Miliband insists there will be no SNP vote deal

Labour leader tells testy ‘Question Time’ audience he is still pushing for a majority

The leaders of Britain's three main political parties take questions from a live studio audience a week before what is expected to be the tightest election in decades. Video: BBC/Reuters

 

Labour leader, Ed Miliband has insisted that he will not “lop off bits of my manifesto” to reach a deal with the Scottish National Party after the May 7th election.

Declaring once again that no coalition pact will be reached, Miliband tried to reassure English voters by saying that no deal of any kind will be done to secure SNP votes.

Emphasising that he is still pushing for a majority Labour government, Miliband said that other parties in the Commons will be faced with a choice of backing a minority Labour administration – or not – if that happens.

Meanwhile, British prime minister David Cameron refused repeated demands from a BBC Question Time audience to declare his post-election coalition hand, saying only that he had “done the right thing” in 2010 and would do so again.

Frequently lively, occasionally mildly-aggressive, the Question Time audience had 30 minutes each to interrogate separately Cameron, Miliband and the Liberal Democrats leader, Nick Clegg.

Cameron was pressed on the Conservatives’ attitudes towards the NHS and told by questioners that voters do not trust his party to safeguard it.

In a bid to win them over, he declared: “To me, it is my life’s work. I care about it passionately, but ultimately you only have a strong NHS if you have a strong economy.”

Repeated criticism

Refusing to accept that Labour borrowed too much, Miliband said he did not regret the investments that had been made to rebuild decaying schools and hospitals.

The global financial crisis was caused by the failure to regulate banks, not by the UK’s borrowing he told one questioner: “President Obama is not dealing with a deficit because we spent money on schools and hospitals.”

§ **Supplied information**
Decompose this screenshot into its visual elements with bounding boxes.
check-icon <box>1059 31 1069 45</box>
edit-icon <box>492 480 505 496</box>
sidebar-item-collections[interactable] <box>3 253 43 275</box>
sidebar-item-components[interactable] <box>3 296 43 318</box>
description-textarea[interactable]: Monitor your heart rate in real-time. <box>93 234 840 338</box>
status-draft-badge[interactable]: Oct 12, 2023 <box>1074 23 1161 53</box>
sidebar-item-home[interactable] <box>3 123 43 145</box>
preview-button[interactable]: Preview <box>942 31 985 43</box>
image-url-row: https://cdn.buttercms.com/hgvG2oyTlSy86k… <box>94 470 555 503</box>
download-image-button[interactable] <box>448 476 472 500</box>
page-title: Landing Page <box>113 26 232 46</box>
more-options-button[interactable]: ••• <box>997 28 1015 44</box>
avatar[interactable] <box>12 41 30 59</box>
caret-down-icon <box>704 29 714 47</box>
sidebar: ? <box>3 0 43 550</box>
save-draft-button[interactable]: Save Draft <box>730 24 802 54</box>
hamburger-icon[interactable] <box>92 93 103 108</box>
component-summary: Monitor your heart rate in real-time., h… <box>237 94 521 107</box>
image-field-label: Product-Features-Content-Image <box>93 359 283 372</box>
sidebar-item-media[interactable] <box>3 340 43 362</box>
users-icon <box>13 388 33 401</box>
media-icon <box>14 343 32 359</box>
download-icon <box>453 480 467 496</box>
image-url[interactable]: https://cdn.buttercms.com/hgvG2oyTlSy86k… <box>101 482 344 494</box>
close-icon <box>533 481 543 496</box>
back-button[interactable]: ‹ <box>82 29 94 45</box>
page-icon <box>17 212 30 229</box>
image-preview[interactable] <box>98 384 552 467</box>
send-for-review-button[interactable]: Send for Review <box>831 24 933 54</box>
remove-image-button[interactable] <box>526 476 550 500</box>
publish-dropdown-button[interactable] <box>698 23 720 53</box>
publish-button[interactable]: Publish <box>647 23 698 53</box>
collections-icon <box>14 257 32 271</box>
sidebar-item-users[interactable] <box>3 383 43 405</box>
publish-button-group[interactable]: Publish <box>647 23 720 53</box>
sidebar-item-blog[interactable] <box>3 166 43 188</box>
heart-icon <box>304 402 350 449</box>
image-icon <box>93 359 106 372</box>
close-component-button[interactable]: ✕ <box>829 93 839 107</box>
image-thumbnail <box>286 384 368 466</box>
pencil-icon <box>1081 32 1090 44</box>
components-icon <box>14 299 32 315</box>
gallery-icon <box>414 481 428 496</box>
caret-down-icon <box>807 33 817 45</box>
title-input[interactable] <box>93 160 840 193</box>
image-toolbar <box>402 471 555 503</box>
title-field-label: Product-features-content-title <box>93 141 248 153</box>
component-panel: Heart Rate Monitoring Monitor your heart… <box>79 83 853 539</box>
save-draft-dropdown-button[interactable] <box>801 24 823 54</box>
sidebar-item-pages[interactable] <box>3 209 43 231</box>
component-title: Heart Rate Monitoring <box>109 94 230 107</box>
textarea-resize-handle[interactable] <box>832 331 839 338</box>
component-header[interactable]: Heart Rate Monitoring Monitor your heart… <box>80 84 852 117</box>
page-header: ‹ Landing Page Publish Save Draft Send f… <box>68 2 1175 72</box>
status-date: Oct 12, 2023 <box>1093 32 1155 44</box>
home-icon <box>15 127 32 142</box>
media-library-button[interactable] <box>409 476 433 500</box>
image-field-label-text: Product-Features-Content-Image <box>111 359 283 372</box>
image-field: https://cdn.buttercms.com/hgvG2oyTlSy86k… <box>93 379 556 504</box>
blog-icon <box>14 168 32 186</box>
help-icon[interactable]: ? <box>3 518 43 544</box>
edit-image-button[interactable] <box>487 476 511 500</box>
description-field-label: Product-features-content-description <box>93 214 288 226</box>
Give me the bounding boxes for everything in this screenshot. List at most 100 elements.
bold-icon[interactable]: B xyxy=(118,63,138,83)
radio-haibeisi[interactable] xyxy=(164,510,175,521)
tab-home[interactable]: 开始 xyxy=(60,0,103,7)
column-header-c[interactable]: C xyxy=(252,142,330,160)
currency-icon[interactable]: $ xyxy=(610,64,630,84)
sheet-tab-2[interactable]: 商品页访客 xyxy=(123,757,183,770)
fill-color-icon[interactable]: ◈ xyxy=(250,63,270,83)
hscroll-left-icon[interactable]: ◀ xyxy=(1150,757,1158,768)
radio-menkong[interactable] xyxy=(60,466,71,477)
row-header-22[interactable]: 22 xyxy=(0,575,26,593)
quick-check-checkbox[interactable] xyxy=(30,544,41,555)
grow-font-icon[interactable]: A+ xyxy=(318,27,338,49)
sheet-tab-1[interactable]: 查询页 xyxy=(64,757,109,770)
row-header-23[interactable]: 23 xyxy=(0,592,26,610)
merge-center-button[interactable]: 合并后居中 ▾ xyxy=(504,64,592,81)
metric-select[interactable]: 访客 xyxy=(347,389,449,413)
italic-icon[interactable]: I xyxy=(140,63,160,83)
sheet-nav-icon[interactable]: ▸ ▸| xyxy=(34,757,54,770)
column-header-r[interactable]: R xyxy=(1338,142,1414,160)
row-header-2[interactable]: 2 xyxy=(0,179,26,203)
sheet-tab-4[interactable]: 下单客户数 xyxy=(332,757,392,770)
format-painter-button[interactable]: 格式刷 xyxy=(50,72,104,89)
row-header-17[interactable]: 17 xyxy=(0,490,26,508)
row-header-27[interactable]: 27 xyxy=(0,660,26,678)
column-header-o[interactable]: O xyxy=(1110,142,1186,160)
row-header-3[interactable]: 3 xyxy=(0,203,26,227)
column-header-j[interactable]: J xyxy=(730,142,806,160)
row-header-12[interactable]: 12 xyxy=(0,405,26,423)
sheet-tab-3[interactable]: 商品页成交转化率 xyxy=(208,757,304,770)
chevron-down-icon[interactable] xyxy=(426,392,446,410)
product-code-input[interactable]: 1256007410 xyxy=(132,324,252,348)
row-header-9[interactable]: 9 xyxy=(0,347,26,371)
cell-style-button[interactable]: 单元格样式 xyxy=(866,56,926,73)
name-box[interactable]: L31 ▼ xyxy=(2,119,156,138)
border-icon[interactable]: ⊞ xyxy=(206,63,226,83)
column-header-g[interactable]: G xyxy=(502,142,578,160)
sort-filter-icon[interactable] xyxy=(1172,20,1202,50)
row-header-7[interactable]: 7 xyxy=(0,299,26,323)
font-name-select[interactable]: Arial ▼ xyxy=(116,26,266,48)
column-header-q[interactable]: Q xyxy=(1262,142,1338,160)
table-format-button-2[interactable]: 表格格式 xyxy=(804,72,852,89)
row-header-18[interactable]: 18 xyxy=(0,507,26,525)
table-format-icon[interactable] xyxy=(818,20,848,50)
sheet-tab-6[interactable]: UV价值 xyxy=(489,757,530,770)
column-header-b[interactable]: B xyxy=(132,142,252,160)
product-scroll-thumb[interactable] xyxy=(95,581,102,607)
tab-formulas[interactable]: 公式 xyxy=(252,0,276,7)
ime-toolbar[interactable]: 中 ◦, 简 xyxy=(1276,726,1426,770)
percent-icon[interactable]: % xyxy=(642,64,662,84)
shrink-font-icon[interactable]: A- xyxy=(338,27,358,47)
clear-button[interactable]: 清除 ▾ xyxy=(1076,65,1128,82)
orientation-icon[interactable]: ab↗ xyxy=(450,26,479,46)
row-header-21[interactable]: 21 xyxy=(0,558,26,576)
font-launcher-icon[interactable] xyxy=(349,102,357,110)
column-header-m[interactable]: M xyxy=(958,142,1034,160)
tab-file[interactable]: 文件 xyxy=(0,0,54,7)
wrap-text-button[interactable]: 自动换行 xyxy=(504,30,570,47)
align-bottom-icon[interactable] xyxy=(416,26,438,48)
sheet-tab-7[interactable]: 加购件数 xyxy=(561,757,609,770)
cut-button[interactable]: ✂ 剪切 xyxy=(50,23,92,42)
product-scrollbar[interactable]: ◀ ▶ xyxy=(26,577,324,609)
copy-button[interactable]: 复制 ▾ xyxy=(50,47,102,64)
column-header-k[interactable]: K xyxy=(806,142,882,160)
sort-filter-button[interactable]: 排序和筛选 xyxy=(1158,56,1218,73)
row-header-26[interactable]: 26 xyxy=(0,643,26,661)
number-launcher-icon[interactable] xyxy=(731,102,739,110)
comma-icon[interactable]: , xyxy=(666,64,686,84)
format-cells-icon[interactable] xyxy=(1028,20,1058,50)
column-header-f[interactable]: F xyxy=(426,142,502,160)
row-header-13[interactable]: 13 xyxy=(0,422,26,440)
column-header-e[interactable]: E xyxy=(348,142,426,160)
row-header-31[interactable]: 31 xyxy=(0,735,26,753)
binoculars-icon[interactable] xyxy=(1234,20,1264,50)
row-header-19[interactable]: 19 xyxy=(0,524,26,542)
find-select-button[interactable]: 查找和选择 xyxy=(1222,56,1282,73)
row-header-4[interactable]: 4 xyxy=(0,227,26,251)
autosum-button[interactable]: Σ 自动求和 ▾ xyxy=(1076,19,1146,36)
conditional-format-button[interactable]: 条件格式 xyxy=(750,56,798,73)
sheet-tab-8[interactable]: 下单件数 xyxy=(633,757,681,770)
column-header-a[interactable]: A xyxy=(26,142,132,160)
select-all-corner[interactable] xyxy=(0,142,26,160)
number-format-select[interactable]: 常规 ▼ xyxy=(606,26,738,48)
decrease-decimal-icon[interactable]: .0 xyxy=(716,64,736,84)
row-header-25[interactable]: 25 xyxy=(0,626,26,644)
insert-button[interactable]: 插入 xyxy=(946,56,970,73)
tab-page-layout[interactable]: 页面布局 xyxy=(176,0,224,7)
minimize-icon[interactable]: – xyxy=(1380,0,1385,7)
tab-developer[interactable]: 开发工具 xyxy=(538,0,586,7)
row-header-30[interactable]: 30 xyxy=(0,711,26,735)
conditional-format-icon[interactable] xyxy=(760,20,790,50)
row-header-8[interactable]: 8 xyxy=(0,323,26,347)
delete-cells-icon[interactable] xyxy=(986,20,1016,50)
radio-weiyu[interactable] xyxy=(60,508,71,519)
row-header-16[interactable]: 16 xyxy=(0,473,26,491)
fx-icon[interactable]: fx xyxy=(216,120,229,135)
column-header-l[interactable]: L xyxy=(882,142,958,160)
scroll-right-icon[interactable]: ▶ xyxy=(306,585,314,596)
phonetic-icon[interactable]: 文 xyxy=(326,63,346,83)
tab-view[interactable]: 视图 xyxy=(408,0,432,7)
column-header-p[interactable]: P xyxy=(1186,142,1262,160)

§ **Things to do**
a) In the article on Miliband and the SNP, how long did the Question Time audience have to question each party leader?
b) Continue the article on Miliband and the SNP from the point where it stops.

§ **Your written answers**
a) The audience had 30 minutes with each leader.

b)
The audience was split into four with three sections having declared for the Conservatives, Labour and the Liberal Democrats, while the fourth quarter was comprised of undecided voters.

Illustrating the temper of the audience, one woman asked how anybody could trust Labour when Miliband did not realise the party had over-spent. A middle-aged man told him he was lying.

Despite facing pressure, Miliband refused to back down on his refusal to copy Cameron’s pledge to hold a referendum on the UK’s membership of the European Union.

EU exit

The Labour leader was mocked subsequently after a minor stumble as he left the awkwardly-designed podium used by Question Time at the Leeds gathering, the final TV debate of the election campaign.

Facing a torrid time from some in the audience, Liberal Democrats leader, Nick Clegg once again gave a mea culpa for tripling tuition fees when he had said in Opposition that he would abolish them.

However, he asked the “fair-minded” to give him credit for the things he had delivered. In the final week of the campaign, voters have to ask themselves who will accompany Cameron, or Miliband into 10 Downing Street. It could be Alex Salmond of the Scottish National Party, or Nigel Farage of the UK Independence Party “or is it going to be me?” he said, warning that Cameron and Miliband will “lurch off to the right and the left” if left on their own.